# [What this exercise asks]
• 1. From the webinar announcement, copy word for word the stretch from "Time & Location" through "of all people.".
• 2. Pick up the webinar announcement on ending Missouri's death penalty right after its last sentence and keep writing it.

# [Given text]
──────────

The Catholic Call to End Missouri’s Death Penalty
Tue, Aug 16
|Zoom
Calling all Catholics in Missouri! Please join Catholic Mobilizing Network and Missourians for Alternatives to the Death Penalty for a one-hour webinar on August 16 to learn how you can help in the efforts to end Missouri’s death penalty.
Time & Location
Aug 16, 2022, 6:00 PM
Zoom
About the event
Participants will hear from a variety of voices on the brokenness of Missouri’s death penalty, including Joe Amrine — who spent seventeen years on Missouri’s death row for a crime he did not commit — and the Most Reverend Mark Rivituso, who will share how the Catholic faith invites us to work for an end to the death penalty and the dignity of all people.
Event DetailsTuesday, August 16, 2022 7–8 p.m. ET (6–7 p.m. CT)
This webinar will take place via Zoom conference. Zoom details will be sent to the email with which you register.
SpeakersJoe Amrine was sentenced to death in 1986 for the murder of a fellow prison inmate, Gary Barber, and spent seventeen years of his life on Missouri’s death row. Joe maintained his innocence, and investigators were never able to provide any physical evidence linking Joe to the crime. Joe was convicted mainly because of the testimony of fellow inmates, three of whom later recanted their testimony, admitting that they lied in exchange for protection. The Missouri Supreme Court originally ordered Joe’s release in April of 2003, citing the alarming fact that there was no credible evidence to uphold the conviction or the death sentence. Joe’s release was postponed, however, when Prosecutor Bill Tracket filed amended murder charges against Joe to conduct DNA tests on blood stains found on the pants Joe wore the day of Barber’s death. DNA tests were inconclusive, and on July 28, 2003, prosecutor Bill Tackett announced that he would not seek a new trial for Joe and that he would be released. While on death row, Joe had selected music for a funeral service scheduled to follow his lethal injection.

──────────

# [Data section]
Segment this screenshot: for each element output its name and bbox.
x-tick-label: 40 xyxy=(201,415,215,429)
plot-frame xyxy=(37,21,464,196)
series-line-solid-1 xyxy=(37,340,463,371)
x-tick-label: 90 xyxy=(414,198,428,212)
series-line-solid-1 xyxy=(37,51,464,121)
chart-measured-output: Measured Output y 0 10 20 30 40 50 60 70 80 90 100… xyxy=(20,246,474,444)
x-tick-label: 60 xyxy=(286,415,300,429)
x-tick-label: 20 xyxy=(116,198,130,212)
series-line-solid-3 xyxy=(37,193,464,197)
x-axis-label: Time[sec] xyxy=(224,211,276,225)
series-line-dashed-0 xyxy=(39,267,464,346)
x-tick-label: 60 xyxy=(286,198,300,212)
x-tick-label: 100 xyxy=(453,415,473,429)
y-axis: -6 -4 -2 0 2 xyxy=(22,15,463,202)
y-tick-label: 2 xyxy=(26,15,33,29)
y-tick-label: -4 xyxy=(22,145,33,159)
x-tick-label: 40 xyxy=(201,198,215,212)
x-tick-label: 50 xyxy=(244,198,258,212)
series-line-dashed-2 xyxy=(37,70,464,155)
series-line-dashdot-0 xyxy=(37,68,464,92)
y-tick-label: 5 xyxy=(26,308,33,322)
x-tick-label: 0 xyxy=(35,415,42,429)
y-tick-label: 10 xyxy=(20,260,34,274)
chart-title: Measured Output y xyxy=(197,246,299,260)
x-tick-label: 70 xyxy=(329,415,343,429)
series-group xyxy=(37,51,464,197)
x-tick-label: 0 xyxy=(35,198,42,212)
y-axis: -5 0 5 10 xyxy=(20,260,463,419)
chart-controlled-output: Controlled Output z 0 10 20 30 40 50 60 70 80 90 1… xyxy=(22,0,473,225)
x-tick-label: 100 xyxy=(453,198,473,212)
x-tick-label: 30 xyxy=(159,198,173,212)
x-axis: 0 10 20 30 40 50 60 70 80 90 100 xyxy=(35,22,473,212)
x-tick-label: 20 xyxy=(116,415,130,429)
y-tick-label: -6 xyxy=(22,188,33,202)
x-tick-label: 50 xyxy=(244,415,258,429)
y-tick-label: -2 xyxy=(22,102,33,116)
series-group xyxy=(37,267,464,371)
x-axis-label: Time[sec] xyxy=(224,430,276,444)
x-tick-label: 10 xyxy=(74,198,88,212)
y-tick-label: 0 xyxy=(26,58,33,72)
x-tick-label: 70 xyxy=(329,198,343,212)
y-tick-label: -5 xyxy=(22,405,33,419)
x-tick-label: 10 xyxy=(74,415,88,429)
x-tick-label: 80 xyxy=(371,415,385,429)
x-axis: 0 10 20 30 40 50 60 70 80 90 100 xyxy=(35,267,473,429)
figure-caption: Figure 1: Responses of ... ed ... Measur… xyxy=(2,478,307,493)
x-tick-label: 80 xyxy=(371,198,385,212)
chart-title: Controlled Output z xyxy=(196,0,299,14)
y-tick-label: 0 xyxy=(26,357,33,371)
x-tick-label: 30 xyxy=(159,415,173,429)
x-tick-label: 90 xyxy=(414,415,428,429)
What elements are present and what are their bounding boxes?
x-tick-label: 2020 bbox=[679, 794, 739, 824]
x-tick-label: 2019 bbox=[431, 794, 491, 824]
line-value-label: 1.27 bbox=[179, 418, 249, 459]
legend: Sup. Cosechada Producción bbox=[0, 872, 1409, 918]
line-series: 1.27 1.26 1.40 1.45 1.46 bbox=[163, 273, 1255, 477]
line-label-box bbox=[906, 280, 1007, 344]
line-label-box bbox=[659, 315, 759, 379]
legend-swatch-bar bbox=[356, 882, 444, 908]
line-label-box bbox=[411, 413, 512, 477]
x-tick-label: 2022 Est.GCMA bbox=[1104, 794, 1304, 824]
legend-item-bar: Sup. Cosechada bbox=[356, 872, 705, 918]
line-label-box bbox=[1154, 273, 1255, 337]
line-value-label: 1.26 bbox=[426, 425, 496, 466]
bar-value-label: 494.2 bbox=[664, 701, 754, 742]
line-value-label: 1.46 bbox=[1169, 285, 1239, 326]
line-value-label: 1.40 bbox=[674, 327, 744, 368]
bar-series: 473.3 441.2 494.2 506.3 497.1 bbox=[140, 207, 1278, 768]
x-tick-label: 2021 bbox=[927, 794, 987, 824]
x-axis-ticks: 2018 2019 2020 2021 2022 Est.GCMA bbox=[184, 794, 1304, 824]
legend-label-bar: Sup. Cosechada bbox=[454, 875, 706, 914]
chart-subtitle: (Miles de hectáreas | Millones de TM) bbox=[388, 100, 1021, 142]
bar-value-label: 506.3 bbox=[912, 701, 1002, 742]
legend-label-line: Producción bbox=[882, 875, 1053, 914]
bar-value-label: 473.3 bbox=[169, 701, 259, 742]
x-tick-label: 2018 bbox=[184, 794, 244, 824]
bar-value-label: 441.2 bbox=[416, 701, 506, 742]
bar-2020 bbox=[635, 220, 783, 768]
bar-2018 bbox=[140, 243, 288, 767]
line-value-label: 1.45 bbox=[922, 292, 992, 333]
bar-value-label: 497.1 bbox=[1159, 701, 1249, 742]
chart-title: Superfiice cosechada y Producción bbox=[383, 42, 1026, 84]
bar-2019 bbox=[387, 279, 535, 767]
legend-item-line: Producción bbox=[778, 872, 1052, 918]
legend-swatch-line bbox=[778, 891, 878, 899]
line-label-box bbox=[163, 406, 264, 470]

──────────

# [Answers per task]
• 1.
Time & Location
Aug 16, 2022, 6:00 PM
Zoom
About the event
Participants will hear from a variety of voices on the brokenness of Missouri’s death penalty, including Joe Amrine — who spent seventeen years on Missouri’s death row for a crime he did not commit — and the Most Reverend Mark Rivituso, who will share how the Catholic faith invites us to work for an end to the death penalty and the dignity of all people.

• 2.
The Most Reverend W. Shawn McKnight was ordained a priest for the Diocese of Wichita on May 28, 1994. Bishop McKnight served as chaplain at Newman University in Wichita from 2000 to 2001, where at the same time he was an adjunct professor of theology and visiting scholar at the university’s Bishop Gerber Institute of Catholic Studies. He later taught liturgy and homiletics at the Pontifical College Josephinum seminary from 2003 to 2008, where he also served as director of liturgy, dean of students, director of formation in the school of theology, and vice-president for development and alumni relations. From 2010 to 2016, he served in Washington, D.C., as executive director of the U.S. Conference of Catholic Bishops’ (USCCB) Secretariat for Clergy, Consecrated Life and Vocations. He was ordained the fourth bishop of the Catholic Diocese of Jefferson City, Missouri on February 6, 2018.
Laurence “Larry” Komp received his law degree from Washington University of St. Louis in 1992. Larry practiced eight years with the Ohio Public Defender, Capital Habeas Unit. In 2000, Larry relocated to St. Louis and entered private practice focusing on death penalty habeas. Larry represented in federal proceedings in Arkansas, Missouri, Mississippi, Tennessee, Kentucky, Ohio and Indiana. In 2017, Larry became the Capital Habeas Unit, Chief, for the Federal Public Defender for the Western District of Missouri. Larry’s entire career has been dedicated to representing individuals sentenced to death.
Elyse Max joined Missourians for Alternatives to the Death Penalty in 2018 after leaving a decade-long career in Higher Education, where her work focused on education for those most marginalized in society, including; refugees and immigrants, people who are incarcerated, and individuals impacted by the criminal legal system. Elyse became the executive director at Missourians for Alternatives to the Death Penalty on October 1, 2019, the day Missouri executed Russell Bucklew. As executive director, she works to amplify those most impacted by the death penalty and mass incarceration. She believes that ending the death penalty will promote non-violence in local communities and that murder is never an appropriate state response.
Lauren Sobchak works in education and outreach, event planning, fundraising, and communications at MADP. She oversees the MADP pen pal program, spiritual advisor program, speaking engagements for Missouri death row exonerees, communications, digital media, and works in coalition with groups across the country that address decarceration, racial justice and equity, environmental justice, and immigrant rights.
The Most Reverend Mark Rivituso has served as an auxiliary bishop for the Archdiocese of St. Louis in Missouri since 2017.
This event is co-sponsored by Catholic Mobilizing Network, Missourians for Alternatives to the Death Penalty, the Missouri Catholic Conference, and the Archdiocese of St. Louis.